─── Information supplied ───
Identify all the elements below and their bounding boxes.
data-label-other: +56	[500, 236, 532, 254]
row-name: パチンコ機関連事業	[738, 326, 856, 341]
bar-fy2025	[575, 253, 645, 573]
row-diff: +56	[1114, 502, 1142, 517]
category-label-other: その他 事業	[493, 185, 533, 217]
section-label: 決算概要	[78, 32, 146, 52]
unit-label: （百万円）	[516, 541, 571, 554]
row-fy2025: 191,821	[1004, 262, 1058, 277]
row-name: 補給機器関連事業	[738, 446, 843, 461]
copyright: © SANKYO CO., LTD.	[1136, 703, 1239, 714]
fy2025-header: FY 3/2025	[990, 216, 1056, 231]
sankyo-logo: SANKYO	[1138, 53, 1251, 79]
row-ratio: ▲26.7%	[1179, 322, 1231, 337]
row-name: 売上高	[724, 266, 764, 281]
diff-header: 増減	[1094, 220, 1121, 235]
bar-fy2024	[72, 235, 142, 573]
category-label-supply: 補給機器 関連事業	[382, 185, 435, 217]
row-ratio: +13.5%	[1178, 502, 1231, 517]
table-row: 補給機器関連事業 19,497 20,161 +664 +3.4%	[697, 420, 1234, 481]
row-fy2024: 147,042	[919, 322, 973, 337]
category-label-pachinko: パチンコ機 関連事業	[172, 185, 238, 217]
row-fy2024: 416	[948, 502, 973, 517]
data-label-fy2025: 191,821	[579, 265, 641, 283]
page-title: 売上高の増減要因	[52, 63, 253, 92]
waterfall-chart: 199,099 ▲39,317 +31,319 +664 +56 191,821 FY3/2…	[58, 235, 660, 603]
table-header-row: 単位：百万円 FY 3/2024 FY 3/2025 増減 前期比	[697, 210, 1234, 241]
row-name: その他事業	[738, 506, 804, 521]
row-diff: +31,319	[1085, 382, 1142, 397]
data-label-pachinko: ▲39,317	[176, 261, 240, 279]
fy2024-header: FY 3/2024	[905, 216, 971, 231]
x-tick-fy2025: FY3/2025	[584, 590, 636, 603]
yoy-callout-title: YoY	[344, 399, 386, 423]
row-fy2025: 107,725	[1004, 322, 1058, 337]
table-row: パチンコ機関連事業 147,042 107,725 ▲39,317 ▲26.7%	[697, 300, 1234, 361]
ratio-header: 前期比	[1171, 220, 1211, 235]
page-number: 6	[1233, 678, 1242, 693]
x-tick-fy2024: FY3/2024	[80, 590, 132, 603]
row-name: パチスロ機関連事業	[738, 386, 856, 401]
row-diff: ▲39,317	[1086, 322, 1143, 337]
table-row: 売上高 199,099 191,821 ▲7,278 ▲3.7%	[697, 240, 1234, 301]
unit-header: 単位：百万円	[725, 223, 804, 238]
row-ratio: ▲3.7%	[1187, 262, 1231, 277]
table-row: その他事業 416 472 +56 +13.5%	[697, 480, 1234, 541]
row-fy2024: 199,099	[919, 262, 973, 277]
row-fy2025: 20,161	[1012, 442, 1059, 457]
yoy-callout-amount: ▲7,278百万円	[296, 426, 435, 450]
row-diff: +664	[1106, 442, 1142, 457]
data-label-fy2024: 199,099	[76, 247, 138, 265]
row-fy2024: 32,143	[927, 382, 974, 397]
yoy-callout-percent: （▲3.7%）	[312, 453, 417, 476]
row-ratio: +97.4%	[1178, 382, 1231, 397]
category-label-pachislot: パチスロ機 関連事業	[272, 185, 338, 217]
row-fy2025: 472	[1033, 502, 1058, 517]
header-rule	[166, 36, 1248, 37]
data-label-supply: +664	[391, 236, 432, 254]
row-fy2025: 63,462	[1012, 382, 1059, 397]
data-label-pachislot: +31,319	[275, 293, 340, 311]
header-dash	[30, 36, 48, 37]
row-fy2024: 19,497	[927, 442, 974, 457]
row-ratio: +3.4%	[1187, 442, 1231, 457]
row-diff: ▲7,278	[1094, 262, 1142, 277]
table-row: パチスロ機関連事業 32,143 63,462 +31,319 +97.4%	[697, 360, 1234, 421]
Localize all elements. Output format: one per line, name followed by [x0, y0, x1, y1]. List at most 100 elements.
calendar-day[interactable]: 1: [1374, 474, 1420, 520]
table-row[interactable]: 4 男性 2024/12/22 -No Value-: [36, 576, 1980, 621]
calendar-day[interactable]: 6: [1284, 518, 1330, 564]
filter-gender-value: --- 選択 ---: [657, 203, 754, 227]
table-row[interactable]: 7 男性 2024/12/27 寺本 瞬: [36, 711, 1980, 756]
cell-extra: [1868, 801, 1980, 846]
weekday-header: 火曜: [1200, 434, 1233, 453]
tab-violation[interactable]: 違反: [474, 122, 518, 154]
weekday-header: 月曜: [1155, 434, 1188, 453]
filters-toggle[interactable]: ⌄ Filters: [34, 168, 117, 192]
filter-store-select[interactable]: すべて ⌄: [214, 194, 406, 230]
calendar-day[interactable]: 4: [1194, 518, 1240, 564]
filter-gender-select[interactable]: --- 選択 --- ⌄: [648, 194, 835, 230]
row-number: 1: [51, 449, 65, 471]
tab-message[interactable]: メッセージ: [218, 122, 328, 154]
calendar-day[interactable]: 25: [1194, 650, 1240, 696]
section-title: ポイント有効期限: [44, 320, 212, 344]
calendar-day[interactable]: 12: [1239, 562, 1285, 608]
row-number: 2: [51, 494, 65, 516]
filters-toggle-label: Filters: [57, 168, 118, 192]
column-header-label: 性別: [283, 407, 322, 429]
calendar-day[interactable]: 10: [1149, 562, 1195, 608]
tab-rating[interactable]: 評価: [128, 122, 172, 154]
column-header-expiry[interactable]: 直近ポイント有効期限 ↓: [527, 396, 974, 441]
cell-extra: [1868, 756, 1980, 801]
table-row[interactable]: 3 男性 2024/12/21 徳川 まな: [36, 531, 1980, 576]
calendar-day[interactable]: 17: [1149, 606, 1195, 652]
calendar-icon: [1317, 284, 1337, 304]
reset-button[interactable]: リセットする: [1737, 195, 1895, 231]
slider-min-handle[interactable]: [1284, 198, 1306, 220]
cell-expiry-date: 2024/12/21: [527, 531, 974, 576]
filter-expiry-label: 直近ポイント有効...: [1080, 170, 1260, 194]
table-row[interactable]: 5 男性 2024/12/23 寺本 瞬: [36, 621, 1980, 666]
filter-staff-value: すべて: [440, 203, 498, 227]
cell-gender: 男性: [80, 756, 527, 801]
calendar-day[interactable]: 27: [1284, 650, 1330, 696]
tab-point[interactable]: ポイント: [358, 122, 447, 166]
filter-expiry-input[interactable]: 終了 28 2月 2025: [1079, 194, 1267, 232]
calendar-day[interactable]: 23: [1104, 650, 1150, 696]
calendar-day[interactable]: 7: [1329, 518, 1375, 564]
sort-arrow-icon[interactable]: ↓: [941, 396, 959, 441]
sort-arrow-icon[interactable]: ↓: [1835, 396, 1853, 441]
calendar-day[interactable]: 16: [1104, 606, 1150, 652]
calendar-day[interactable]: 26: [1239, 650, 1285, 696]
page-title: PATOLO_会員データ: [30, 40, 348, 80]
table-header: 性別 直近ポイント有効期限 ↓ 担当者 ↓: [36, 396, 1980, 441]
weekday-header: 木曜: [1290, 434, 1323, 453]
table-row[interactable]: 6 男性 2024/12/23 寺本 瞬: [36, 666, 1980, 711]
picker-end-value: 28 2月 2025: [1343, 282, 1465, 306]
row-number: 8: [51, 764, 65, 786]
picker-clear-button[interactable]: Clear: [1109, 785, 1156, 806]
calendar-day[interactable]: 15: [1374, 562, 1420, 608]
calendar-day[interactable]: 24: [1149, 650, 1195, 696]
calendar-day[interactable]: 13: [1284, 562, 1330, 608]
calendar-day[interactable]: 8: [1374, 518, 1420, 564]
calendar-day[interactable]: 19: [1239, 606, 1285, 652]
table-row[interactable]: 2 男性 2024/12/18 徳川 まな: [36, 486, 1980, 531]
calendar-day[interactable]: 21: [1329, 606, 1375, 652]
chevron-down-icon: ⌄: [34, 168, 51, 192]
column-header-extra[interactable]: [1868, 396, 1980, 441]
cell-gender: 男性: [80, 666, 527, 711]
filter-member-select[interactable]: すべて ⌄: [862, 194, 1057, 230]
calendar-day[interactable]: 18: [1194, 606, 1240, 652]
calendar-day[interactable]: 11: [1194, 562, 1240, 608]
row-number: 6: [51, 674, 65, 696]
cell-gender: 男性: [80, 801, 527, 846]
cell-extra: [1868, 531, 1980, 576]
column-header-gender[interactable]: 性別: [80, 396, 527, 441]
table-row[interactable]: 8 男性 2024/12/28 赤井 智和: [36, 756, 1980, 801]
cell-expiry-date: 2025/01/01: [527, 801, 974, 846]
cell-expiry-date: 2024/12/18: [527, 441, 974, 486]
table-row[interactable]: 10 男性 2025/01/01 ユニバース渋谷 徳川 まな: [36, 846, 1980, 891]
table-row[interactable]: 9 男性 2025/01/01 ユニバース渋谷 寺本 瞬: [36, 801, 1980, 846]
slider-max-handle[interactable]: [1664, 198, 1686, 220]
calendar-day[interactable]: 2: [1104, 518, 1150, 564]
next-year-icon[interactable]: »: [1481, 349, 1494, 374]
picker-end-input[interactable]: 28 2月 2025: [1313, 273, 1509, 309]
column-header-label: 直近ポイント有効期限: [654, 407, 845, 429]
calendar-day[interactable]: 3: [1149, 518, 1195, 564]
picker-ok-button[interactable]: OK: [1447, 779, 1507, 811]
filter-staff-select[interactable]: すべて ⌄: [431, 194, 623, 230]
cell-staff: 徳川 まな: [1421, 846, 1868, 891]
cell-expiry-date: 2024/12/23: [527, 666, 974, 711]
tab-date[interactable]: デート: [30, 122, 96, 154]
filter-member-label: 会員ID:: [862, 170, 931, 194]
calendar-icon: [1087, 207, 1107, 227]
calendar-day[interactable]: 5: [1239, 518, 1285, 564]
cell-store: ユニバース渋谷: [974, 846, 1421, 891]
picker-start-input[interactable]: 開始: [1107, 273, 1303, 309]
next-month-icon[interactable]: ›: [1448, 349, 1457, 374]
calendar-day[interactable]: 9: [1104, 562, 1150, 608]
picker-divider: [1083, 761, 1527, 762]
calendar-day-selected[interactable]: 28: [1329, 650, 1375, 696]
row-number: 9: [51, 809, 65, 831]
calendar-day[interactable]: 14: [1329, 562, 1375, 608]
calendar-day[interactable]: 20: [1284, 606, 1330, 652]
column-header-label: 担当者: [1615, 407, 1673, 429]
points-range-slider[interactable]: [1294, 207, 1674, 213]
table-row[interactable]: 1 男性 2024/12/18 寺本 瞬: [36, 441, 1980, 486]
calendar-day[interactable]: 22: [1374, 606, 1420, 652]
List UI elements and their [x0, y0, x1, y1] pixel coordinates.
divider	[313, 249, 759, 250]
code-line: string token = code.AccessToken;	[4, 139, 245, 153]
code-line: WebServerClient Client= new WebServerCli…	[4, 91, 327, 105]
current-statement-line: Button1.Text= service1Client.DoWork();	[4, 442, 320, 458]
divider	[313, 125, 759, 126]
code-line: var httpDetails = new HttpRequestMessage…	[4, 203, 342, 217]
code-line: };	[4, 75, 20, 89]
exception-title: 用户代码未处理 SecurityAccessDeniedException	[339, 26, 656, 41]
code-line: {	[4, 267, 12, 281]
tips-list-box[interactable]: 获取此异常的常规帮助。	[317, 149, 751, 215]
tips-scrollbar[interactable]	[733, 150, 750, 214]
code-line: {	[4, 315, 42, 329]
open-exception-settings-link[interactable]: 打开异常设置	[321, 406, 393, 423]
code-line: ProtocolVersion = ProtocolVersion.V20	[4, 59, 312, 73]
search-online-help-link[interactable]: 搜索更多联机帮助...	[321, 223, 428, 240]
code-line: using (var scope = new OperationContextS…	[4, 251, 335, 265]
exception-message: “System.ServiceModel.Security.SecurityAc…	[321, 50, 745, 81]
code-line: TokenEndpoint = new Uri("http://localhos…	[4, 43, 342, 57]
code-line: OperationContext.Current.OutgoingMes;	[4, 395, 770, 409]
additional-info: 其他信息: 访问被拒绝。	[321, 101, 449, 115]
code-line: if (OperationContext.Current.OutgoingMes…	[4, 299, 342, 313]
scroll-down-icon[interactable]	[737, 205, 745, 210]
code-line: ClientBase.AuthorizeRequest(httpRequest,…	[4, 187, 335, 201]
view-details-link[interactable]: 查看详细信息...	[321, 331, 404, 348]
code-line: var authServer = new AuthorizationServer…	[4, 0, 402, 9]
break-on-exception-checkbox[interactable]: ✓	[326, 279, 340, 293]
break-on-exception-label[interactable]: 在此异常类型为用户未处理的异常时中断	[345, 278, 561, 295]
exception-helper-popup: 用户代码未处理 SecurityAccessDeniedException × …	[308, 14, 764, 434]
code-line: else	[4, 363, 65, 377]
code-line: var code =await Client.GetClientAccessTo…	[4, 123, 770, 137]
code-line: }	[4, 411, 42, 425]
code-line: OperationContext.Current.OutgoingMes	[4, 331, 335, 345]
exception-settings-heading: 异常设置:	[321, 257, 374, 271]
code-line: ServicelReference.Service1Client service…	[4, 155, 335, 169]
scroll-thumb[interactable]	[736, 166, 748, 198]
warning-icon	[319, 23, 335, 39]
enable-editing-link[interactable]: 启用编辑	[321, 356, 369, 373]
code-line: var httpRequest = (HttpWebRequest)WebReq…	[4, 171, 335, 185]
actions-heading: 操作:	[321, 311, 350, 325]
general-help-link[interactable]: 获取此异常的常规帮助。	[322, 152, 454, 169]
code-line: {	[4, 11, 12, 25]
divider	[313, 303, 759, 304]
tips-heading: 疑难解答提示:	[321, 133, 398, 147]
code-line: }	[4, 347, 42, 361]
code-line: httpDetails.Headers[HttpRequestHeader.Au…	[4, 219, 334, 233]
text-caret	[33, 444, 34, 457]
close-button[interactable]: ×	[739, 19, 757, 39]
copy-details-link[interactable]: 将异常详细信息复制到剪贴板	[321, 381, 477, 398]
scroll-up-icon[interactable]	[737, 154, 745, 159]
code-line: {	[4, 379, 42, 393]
───
**What is required**. Output the records unchanged, from the first line through the line containing "261, 240, 279]", including that line.

**Complete answer**.
Identify all the elements below and their bounding boxes.
data-label-other: +56	[500, 236, 532, 254]
row-name: パチンコ機関連事業	[738, 326, 856, 341]
bar-fy2025	[575, 253, 645, 573]
row-diff: +56	[1114, 502, 1142, 517]
category-label-other: その他 事業	[493, 185, 533, 217]
section-label: 決算概要	[78, 32, 146, 52]
unit-label: （百万円）	[516, 541, 571, 554]
row-fy2025: 191,821	[1004, 262, 1058, 277]
row-name: 補給機器関連事業	[738, 446, 843, 461]
copyright: © SANKYO CO., LTD.	[1136, 703, 1239, 714]
fy2025-header: FY 3/2025	[990, 216, 1056, 231]
sankyo-logo: SANKYO	[1138, 53, 1251, 79]
row-ratio: ▲26.7%	[1179, 322, 1231, 337]
row-name: 売上高	[724, 266, 764, 281]
diff-header: 増減	[1094, 220, 1121, 235]
bar-fy2024	[72, 235, 142, 573]
category-label-supply: 補給機器 関連事業	[382, 185, 435, 217]
row-ratio: +13.5%	[1178, 502, 1231, 517]
table-row: 補給機器関連事業 19,497 20,161 +664 +3.4%	[697, 420, 1234, 481]
row-fy2024: 147,042	[919, 322, 973, 337]
category-label-pachinko: パチンコ機 関連事業	[172, 185, 238, 217]
row-fy2024: 416	[948, 502, 973, 517]
data-label-fy2025: 191,821	[579, 265, 641, 283]
page-title: 売上高の増減要因	[52, 63, 253, 92]
waterfall-chart: 199,099 ▲39,317 +31,319 +664 +56 191,821 FY3/2…	[58, 235, 660, 603]
table-header-row: 単位：百万円 FY 3/2024 FY 3/2025 増減 前期比	[697, 210, 1234, 241]
row-name: その他事業	[738, 506, 804, 521]
row-diff: +31,319	[1085, 382, 1142, 397]
data-label-pachinko: ▲39,317	[176, 261, 240, 279]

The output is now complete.